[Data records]
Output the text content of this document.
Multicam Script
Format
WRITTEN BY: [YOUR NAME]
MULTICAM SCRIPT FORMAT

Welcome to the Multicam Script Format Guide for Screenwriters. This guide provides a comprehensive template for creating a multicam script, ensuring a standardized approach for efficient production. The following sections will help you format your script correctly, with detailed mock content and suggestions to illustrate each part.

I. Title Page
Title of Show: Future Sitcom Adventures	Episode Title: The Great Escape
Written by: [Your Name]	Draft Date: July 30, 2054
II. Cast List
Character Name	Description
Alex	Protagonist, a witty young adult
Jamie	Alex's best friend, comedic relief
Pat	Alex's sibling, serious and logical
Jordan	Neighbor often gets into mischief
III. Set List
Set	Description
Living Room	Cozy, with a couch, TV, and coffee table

PROBLEM DETAILS: Check each line in the listing above for the string "Title", then report how many lines contain it, with no other text.

EXERCISE RESPONSE: 2